Problem statement → Each line of the listing that contains the word "муниципальных" is to be copied.

Entries taken from a collection →
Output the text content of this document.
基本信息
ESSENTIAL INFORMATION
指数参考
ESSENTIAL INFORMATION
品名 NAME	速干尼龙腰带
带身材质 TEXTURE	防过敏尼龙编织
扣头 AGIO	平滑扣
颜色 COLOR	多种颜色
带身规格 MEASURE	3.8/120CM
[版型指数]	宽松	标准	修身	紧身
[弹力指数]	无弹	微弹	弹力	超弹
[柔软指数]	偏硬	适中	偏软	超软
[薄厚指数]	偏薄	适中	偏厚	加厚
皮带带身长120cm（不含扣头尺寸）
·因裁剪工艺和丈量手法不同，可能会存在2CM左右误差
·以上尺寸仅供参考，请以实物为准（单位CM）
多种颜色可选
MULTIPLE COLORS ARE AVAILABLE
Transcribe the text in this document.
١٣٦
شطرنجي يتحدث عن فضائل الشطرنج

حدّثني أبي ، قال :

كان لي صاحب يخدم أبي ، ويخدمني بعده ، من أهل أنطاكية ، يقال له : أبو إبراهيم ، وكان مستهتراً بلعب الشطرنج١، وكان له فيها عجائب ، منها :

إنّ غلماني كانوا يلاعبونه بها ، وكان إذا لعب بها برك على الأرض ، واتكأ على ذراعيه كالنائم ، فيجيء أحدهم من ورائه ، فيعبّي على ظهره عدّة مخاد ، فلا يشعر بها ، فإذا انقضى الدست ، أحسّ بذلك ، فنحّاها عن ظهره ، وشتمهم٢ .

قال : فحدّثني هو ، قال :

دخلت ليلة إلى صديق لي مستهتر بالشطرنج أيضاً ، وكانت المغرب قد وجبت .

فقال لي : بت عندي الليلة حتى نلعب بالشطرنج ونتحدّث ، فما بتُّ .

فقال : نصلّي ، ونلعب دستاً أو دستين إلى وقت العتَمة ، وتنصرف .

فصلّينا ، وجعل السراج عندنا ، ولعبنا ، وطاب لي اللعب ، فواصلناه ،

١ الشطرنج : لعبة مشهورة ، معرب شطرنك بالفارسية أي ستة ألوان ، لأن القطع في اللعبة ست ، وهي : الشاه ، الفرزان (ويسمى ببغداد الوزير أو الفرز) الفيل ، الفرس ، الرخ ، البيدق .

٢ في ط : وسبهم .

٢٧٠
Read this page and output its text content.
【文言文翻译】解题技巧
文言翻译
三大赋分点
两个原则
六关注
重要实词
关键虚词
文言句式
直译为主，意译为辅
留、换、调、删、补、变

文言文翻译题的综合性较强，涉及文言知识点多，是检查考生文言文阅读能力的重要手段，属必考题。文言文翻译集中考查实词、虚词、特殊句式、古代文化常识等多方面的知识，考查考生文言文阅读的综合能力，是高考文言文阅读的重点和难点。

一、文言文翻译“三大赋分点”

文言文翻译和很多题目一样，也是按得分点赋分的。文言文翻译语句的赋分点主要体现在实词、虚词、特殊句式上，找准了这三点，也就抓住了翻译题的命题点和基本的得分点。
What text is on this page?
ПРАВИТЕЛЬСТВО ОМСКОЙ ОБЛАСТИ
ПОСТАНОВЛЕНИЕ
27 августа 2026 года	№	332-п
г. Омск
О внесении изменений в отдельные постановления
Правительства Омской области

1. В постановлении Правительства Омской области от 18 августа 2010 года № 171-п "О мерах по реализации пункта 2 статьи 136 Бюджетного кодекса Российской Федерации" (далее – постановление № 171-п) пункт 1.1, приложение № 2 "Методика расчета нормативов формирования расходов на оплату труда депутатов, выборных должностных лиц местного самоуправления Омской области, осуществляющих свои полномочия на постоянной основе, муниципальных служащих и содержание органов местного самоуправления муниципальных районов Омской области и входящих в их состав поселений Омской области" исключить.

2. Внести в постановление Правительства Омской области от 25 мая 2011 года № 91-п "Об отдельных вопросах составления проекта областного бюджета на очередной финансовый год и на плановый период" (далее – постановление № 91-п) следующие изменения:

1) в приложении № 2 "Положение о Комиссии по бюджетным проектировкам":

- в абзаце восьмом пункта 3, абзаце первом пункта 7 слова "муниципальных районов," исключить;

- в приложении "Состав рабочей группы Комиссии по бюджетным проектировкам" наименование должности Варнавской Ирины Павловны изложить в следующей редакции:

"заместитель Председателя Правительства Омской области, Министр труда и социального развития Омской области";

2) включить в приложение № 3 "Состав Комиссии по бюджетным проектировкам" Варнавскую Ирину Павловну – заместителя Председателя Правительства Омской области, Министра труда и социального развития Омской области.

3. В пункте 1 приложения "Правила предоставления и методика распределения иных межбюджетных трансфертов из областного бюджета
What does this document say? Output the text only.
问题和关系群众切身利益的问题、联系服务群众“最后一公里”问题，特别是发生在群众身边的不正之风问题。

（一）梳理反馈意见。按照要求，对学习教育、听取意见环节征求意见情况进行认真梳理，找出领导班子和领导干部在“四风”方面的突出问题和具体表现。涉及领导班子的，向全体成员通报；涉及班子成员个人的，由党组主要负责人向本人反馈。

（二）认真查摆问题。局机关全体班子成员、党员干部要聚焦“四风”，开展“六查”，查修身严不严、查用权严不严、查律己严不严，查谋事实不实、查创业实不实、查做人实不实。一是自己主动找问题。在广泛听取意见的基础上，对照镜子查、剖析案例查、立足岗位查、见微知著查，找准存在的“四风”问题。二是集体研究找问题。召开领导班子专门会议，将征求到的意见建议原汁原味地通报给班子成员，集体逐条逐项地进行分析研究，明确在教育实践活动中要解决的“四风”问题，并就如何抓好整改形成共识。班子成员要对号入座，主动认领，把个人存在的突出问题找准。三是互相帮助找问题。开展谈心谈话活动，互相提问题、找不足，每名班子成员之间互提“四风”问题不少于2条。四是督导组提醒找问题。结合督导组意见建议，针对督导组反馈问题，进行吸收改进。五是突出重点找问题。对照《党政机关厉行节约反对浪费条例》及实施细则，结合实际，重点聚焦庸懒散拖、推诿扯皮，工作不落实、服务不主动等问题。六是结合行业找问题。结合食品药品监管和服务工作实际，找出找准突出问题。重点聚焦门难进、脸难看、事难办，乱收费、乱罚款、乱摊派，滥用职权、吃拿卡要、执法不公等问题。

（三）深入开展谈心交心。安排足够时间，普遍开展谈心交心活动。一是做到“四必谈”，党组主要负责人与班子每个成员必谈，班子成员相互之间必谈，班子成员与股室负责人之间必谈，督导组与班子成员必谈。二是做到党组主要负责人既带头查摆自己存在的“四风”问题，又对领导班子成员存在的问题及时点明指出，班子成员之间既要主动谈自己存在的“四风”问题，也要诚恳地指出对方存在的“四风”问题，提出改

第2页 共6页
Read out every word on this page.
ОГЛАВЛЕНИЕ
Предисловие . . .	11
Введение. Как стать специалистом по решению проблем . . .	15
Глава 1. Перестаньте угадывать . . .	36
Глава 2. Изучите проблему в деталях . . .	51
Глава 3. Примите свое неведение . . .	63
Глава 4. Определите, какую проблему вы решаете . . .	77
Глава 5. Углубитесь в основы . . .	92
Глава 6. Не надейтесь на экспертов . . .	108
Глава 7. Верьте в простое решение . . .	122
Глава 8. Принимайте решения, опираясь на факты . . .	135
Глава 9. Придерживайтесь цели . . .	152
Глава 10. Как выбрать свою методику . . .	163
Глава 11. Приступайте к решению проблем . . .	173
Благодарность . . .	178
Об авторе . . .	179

Result of this exercise →
1. В постановлении Правительства Омской области от 18 августа 2010 года № 171-п "О мерах по реализации пункта 2 статьи 136 Бюджетного кодекса Российской Федерации" (далее – постановление № 171-п) пункт 1.1, приложение № 2 "Методика расчета нормативов формирования расходов на оплату труда депутатов, выборных должностных лиц местного самоуправления Омской области, осуществляющих свои полномочия на постоянной основе, муниципальных служащих и содержание органов местного самоуправления муниципальных районов Омской области и входящих в их состав поселений Омской области" исключить.
- в абзаце восьмом пункта 3, абзаце первом пункта 7 слова "муниципальных районов," исключить;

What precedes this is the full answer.